**YOUR GOAL**
Pick out and copy every line below that has the word "conversions".
START
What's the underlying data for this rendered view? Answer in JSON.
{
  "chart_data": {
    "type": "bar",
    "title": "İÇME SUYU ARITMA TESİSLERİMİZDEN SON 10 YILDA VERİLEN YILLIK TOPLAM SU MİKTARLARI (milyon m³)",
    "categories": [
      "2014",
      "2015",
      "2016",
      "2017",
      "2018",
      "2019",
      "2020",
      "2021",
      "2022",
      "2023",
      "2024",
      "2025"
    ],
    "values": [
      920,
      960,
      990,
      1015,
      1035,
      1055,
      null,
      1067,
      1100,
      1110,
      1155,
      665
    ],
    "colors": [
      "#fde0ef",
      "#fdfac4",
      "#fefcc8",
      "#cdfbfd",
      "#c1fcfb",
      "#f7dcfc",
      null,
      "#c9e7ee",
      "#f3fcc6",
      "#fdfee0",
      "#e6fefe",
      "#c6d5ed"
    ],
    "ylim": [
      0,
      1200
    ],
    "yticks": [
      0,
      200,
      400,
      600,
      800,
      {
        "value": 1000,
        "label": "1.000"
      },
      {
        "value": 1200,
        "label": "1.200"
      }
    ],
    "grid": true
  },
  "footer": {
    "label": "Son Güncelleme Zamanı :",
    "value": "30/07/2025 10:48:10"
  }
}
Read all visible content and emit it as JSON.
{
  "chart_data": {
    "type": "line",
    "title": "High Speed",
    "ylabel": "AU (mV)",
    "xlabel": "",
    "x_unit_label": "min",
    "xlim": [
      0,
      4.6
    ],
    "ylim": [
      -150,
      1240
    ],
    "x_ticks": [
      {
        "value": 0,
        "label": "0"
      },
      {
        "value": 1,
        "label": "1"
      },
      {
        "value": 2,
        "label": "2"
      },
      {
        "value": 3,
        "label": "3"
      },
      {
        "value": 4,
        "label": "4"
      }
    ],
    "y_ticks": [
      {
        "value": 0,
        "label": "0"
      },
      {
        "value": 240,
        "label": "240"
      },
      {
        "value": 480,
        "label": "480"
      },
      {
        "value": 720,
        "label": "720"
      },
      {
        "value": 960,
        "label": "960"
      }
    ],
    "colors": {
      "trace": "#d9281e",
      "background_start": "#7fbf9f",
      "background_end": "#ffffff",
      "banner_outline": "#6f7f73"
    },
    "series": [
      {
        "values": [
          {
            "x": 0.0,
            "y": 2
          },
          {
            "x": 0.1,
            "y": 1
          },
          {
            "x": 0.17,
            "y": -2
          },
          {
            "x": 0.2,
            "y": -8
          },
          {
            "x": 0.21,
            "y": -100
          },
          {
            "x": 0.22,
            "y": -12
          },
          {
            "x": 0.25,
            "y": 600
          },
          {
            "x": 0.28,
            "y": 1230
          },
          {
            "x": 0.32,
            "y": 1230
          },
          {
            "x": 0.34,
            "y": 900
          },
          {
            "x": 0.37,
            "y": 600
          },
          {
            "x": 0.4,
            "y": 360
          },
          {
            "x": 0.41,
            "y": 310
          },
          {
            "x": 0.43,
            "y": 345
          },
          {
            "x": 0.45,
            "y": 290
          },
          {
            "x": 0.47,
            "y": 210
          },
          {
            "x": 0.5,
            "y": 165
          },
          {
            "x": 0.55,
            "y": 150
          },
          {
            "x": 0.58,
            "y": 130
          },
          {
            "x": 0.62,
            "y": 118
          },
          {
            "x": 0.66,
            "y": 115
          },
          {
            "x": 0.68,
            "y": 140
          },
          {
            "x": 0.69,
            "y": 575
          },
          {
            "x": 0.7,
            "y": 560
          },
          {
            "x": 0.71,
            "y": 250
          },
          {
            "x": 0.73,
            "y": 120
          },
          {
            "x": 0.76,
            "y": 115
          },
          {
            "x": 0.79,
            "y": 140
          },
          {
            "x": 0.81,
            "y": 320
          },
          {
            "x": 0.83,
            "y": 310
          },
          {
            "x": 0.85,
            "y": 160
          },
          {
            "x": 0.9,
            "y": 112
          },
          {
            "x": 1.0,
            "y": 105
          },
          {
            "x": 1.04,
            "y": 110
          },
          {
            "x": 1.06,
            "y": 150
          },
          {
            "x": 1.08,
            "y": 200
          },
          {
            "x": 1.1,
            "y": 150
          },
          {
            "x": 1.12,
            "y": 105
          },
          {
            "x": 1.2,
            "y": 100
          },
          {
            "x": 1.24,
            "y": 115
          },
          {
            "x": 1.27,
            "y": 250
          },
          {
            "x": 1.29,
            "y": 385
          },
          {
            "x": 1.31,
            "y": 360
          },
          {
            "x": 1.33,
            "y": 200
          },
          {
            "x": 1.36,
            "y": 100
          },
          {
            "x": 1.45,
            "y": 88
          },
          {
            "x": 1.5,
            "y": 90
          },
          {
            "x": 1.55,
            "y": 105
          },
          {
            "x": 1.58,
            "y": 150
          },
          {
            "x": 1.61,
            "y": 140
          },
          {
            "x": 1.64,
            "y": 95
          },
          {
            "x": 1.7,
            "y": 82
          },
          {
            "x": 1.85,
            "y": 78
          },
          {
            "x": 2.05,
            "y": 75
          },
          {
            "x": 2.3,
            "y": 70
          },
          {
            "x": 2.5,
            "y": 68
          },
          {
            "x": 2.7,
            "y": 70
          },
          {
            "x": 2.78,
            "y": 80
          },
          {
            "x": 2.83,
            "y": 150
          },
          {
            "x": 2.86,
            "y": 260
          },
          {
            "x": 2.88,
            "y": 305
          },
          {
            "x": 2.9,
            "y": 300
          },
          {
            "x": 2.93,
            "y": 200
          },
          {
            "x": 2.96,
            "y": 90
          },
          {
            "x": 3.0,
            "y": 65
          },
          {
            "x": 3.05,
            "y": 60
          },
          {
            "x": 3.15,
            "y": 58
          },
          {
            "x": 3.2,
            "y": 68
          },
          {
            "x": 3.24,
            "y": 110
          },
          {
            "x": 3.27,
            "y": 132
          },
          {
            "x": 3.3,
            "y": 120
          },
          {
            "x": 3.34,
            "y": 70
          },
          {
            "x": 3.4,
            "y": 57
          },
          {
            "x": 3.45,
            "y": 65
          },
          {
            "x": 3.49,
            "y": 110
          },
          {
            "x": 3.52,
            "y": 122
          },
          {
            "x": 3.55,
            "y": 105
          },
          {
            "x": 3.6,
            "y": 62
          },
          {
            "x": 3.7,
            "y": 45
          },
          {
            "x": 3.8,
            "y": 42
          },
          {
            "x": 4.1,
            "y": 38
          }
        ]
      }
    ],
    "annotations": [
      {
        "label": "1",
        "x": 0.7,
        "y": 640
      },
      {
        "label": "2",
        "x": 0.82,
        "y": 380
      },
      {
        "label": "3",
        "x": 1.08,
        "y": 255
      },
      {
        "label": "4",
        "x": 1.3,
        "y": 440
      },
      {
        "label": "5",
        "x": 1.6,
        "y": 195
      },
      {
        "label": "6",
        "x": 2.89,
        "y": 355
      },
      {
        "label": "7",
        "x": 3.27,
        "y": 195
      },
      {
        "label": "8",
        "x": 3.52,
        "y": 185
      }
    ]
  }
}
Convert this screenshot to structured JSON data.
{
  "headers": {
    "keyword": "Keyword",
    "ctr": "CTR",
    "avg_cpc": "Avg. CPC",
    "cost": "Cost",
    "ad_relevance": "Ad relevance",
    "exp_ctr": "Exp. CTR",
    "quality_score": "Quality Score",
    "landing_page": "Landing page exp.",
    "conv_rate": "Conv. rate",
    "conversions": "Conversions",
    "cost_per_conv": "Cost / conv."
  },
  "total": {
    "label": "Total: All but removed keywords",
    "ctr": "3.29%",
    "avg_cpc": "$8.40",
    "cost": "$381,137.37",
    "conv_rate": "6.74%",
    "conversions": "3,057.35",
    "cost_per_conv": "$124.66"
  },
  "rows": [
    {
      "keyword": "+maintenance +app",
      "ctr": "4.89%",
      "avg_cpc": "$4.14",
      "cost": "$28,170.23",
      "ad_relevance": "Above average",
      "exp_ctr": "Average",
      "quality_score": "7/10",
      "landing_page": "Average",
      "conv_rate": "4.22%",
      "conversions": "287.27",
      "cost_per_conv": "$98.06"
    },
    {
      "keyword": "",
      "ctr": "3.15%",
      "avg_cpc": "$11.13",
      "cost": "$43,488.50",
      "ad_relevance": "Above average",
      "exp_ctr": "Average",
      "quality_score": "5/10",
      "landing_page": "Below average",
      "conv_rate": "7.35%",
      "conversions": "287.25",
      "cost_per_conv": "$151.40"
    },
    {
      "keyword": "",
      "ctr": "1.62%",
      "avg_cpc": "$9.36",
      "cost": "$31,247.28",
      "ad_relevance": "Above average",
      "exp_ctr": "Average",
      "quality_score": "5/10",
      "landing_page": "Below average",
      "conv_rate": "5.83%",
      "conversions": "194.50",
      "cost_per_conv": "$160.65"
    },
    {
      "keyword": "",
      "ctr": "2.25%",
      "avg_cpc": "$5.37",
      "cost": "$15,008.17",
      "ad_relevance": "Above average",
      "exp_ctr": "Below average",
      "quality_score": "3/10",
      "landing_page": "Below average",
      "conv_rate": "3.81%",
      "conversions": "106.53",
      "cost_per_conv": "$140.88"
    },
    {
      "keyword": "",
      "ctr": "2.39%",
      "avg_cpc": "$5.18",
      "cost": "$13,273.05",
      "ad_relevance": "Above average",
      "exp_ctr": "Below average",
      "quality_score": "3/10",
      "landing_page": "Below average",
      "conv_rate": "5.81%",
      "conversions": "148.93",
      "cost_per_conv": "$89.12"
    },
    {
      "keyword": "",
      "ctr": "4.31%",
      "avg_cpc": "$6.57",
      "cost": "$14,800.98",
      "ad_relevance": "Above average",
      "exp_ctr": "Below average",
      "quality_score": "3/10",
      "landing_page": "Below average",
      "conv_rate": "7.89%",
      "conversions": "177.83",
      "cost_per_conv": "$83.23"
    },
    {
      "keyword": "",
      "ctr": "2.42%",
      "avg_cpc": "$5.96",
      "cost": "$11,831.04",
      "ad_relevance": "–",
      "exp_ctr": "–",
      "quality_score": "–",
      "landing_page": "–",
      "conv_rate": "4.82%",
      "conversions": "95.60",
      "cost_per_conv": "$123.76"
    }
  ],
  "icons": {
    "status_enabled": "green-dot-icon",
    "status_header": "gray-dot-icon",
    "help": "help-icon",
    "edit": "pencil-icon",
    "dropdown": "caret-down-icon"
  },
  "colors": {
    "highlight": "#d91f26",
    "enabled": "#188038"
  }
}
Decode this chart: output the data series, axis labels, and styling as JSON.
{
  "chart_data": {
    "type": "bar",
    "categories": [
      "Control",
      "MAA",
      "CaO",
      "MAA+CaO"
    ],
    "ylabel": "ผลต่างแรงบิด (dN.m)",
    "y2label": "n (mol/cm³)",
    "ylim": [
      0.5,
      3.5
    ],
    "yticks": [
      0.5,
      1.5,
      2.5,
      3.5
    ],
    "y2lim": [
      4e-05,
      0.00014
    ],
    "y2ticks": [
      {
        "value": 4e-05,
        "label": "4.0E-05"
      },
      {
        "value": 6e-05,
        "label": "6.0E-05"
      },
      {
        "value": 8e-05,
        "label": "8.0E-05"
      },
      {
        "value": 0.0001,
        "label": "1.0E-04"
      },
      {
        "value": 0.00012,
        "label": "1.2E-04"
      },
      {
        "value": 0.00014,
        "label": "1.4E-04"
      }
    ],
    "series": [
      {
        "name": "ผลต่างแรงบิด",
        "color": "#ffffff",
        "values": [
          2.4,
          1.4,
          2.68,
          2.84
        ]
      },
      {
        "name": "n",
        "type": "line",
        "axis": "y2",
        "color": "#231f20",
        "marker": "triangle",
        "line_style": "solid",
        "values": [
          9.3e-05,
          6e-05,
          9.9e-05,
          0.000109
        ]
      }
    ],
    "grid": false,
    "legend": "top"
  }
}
END
**EXERCISE SOLUTION**
    "conversions": "Conversions",
    "conversions": "3,057.35",
      "conversions": "287.27",
      "conversions": "287.25",
      "conversions": "194.50",
      "conversions": "106.53",
      "conversions": "148.93",
      "conversions": "177.83",
      "conversions": "95.60",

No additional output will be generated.